Task prompt - Gather, from the data below, each line in which the word "プライム" occurs.
━━━━━ Data for this exercise ━━━━━
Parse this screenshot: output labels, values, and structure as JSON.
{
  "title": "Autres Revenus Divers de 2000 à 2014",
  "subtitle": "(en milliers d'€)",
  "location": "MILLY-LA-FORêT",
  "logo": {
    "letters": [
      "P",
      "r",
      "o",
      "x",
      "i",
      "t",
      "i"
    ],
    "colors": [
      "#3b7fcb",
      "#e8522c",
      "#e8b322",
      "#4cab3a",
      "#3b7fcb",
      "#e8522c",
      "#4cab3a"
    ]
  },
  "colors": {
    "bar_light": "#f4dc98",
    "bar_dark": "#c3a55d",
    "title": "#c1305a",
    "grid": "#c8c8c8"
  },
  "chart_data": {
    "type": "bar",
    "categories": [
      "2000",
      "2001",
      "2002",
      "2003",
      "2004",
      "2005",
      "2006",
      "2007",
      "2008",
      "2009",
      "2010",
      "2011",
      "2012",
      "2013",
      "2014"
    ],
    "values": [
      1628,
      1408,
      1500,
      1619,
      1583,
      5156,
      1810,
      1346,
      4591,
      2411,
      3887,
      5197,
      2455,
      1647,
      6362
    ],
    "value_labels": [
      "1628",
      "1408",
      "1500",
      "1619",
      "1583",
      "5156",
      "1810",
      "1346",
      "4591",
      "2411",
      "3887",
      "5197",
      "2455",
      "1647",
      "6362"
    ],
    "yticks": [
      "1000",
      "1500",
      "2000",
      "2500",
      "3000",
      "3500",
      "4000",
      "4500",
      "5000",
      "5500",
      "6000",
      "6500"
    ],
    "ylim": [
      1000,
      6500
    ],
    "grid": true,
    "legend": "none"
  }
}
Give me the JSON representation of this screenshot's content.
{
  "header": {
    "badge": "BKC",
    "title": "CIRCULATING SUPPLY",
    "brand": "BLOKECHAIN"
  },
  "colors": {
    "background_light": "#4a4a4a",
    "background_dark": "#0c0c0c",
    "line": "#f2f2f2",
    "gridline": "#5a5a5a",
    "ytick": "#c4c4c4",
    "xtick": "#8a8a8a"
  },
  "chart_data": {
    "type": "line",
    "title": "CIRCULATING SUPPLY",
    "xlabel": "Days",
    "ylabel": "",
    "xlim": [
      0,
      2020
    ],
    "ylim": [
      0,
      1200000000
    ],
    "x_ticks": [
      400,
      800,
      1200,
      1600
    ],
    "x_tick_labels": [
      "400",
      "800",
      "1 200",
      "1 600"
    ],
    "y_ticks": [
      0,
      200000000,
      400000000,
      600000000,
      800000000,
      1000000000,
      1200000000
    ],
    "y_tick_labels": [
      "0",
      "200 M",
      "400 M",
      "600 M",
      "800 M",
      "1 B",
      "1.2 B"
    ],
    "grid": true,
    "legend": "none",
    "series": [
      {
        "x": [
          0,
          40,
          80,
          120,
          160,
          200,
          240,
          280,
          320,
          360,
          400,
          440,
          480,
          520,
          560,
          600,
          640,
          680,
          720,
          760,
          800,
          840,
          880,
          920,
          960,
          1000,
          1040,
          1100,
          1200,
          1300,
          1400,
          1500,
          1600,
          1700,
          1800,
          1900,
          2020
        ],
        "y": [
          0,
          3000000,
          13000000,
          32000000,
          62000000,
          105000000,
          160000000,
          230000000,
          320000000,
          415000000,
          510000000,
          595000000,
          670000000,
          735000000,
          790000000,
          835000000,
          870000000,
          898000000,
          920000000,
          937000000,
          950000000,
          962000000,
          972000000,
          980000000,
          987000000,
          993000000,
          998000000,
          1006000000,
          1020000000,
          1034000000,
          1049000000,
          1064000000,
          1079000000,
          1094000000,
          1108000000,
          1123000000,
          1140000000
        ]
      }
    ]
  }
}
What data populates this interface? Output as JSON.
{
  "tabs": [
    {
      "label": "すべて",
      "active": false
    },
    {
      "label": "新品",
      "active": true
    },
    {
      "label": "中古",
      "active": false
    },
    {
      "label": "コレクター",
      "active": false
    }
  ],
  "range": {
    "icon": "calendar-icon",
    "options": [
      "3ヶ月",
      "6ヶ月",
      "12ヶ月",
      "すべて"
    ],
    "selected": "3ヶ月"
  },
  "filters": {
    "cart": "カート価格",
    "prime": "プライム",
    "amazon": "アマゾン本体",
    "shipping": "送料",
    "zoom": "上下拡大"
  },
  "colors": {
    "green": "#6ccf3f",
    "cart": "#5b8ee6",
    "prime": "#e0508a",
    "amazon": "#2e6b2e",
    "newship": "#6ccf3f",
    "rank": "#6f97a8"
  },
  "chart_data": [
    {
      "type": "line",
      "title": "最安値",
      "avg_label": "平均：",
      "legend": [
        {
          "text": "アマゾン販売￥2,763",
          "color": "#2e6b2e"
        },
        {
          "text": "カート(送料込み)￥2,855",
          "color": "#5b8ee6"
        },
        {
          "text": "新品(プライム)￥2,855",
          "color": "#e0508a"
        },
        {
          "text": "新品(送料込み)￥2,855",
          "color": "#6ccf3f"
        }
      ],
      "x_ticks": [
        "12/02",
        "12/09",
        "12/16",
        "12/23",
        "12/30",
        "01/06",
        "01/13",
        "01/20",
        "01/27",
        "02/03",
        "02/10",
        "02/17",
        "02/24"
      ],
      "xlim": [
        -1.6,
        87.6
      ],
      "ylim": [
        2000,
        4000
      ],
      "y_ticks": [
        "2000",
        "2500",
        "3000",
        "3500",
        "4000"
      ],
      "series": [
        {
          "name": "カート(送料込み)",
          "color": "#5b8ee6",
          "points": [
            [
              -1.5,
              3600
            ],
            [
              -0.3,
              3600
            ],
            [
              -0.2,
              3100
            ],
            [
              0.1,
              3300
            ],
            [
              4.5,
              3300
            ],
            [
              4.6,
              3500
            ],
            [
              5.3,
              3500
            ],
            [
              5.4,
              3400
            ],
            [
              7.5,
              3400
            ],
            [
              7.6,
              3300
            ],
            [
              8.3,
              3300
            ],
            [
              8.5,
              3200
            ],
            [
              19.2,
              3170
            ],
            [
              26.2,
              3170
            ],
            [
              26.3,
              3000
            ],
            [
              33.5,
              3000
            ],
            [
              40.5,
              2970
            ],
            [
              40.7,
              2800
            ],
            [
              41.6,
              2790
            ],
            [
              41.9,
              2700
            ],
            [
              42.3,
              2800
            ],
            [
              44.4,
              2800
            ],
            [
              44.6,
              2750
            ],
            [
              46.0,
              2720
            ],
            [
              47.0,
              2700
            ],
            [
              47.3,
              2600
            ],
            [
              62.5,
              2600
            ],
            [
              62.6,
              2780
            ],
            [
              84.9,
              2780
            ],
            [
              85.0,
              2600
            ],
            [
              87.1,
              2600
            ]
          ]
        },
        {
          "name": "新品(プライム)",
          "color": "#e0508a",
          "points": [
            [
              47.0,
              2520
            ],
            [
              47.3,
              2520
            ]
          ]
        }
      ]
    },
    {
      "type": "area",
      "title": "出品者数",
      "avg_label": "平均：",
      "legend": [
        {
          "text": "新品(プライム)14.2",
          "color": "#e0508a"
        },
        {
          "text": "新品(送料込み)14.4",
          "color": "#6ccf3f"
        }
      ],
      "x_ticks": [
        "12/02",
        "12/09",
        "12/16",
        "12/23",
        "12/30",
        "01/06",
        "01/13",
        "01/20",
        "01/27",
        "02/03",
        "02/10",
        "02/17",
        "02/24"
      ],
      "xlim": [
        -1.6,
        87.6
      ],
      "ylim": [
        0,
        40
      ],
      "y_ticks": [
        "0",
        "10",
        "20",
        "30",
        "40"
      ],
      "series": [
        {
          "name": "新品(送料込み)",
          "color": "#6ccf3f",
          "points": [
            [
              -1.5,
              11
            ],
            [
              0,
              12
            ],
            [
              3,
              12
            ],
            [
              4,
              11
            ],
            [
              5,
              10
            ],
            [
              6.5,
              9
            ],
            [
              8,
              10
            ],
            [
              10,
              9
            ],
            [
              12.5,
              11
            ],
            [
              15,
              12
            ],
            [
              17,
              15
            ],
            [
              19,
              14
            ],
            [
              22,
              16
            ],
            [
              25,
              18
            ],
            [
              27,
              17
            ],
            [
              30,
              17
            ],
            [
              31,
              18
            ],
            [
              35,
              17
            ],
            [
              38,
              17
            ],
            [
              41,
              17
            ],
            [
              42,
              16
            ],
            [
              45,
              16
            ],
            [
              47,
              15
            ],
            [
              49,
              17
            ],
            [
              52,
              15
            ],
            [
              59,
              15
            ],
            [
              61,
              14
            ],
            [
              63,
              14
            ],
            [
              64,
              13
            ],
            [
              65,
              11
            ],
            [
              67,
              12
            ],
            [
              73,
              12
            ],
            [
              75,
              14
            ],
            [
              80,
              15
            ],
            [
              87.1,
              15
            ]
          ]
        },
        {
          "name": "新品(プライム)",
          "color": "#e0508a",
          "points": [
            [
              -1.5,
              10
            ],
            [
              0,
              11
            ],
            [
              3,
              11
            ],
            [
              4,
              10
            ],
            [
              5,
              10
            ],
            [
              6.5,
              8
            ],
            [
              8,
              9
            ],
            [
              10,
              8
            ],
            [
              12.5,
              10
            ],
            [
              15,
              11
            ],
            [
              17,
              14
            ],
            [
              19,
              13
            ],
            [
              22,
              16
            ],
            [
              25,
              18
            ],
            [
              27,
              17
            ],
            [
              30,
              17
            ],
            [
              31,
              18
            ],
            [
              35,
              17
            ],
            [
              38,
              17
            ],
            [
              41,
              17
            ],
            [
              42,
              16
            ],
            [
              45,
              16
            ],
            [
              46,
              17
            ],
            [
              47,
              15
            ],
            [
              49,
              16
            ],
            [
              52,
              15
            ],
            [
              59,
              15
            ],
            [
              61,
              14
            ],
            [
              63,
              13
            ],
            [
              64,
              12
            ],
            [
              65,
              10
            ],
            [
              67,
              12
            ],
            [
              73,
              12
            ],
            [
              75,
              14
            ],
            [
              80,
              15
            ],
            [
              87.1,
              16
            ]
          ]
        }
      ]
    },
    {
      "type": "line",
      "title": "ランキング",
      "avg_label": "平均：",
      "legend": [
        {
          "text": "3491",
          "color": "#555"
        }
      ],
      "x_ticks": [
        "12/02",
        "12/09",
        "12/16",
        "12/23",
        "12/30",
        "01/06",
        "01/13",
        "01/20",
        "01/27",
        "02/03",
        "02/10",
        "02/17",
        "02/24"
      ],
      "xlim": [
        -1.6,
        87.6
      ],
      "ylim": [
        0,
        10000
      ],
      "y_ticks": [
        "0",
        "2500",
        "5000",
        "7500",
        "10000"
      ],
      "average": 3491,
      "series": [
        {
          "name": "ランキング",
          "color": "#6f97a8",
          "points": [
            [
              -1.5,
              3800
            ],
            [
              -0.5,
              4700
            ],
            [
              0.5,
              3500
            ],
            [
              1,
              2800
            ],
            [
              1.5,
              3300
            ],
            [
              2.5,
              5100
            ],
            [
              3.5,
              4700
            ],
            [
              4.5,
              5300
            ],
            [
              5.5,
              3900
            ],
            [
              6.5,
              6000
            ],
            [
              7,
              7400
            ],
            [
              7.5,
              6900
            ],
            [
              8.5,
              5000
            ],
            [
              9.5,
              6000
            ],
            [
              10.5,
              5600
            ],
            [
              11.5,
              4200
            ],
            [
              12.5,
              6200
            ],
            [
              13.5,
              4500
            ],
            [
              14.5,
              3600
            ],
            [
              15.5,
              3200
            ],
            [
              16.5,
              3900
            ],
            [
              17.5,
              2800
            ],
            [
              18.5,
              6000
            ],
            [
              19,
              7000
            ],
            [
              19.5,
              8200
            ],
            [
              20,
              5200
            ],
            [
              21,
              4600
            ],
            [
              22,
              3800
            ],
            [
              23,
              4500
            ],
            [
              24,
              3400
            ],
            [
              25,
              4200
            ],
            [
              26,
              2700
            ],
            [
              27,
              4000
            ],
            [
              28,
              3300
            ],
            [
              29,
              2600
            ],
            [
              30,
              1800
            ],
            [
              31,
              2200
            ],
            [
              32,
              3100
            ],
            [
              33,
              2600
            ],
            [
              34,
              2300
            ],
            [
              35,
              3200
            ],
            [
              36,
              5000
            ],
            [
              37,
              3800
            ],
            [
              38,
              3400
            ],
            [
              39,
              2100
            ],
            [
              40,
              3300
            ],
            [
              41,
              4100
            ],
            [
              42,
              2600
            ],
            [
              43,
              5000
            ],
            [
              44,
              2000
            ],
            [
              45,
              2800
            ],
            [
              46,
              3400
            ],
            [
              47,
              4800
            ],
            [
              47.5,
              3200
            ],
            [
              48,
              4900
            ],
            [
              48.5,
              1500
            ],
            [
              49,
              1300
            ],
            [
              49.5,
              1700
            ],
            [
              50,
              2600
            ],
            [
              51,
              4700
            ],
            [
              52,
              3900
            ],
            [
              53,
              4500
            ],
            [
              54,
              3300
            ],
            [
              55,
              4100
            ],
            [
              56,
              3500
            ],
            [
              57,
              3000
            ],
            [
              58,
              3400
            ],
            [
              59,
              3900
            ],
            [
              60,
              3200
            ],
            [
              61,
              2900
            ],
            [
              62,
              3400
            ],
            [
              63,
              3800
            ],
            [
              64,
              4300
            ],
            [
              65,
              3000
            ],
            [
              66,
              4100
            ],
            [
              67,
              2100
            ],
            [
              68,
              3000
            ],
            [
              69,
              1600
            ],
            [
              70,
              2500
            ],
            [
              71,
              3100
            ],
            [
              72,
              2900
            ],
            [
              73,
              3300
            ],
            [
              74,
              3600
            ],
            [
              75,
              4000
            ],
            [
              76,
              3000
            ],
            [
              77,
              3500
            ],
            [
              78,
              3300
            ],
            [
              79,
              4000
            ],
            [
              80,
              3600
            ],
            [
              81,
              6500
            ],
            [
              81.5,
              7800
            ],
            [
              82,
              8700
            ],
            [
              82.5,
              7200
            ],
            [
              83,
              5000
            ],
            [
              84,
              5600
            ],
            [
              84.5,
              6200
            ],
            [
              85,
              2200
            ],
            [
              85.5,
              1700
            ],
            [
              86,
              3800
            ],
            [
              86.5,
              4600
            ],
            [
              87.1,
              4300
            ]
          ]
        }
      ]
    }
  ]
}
━━━━━
Correct answer -
    "prime": "プライム",
          "text": "新品(プライム)￥2,855",
          "name": "新品(プライム)",
          "text": "新品(プライム)14.2",
          "name": "新品(プライム)",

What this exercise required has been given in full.